▶ Extracted material:
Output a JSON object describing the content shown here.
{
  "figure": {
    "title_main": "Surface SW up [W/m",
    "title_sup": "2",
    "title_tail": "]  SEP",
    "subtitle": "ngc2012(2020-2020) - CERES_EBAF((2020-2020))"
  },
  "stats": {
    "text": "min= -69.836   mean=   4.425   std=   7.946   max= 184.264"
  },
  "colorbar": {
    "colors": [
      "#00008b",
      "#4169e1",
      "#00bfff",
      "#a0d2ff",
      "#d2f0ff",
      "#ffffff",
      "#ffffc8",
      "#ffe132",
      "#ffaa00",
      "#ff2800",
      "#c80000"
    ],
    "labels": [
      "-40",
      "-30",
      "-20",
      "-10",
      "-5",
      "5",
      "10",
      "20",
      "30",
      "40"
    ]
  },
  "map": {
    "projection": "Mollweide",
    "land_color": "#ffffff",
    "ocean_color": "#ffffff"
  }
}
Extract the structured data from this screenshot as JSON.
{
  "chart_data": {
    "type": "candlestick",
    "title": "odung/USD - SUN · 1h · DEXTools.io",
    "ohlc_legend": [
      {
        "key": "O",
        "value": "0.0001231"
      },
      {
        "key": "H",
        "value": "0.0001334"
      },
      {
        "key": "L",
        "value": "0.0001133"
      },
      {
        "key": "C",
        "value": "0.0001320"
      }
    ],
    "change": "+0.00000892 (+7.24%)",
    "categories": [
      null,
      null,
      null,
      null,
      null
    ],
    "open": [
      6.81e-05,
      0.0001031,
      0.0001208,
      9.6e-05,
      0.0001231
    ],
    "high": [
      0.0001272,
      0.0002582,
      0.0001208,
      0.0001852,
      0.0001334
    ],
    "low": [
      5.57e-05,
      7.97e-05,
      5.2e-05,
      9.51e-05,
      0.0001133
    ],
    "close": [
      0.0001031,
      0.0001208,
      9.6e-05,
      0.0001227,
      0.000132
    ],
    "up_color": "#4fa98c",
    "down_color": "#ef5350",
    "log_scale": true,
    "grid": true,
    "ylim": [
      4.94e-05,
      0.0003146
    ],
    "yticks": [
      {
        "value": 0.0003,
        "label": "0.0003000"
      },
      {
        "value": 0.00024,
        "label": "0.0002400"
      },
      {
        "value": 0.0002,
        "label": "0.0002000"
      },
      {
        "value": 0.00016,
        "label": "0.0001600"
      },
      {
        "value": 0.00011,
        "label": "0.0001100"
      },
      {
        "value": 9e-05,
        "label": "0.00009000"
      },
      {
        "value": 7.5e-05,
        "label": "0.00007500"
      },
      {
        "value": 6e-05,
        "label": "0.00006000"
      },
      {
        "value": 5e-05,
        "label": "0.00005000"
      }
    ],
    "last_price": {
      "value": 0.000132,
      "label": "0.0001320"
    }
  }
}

▶ Prompt: Every line from the one containing "Extract the structured" through the end of the data must be repeated exactly, and no other line.

▶ Response to this exercise:
Extract the structured data from this screenshot as JSON.
{
  "chart_data": {
    "type": "candlestick",
    "title": "odung/USD - SUN · 1h · DEXTools.io",
    "ohlc_legend": [
      {
        "key": "O",
        "value": "0.0001231"
      },
      {
        "key": "H",
        "value": "0.0001334"
      },
      {
        "key": "L",
        "value": "0.0001133"
      },
      {
        "key": "C",
        "value": "0.0001320"
      }
    ],
    "change": "+0.00000892 (+7.24%)",
    "categories": [
      null,
      null,
      null,
      null,
      null
    ],
    "open": [
      6.81e-05,
      0.0001031,
      0.0001208,
      9.6e-05,
      0.0001231
    ],
    "high": [
      0.0001272,
      0.0002582,
      0.0001208,
      0.0001852,
      0.0001334
    ],
    "low": [
      5.57e-05,
      7.97e-05,
      5.2e-05,
      9.51e-05,
      0.0001133
    ],
    "close": [
      0.0001031,
      0.0001208,
      9.6e-05,
      0.0001227,
      0.000132
    ],
    "up_color": "#4fa98c",
    "down_color": "#ef5350",
    "log_scale": true,
    "grid": true,
    "ylim": [
      4.94e-05,
      0.0003146
    ],
    "yticks": [
      {
        "value": 0.0003,
        "label": "0.0003000"
      },
      {
        "value": 0.00024,
        "label": "0.0002400"
      },
      {
        "value": 0.0002,
        "label": "0.0002000"
      },
      {
        "value": 0.00016,
        "label": "0.0001600"
      },
      {
        "value": 0.00011,
        "label": "0.0001100"
      },
      {
        "value": 9e-05,
        "label": "0.00009000"
      },
      {
        "value": 7.5e-05,
        "label": "0.00007500"
      },
      {
        "value": 6e-05,
        "label": "0.00006000"
      },
      {
        "value": 5e-05,
        "label": "0.00005000"
      }
    ],
    "last_price": {
      "value": 0.000132,
      "label": "0.0001320"
    }
  }
}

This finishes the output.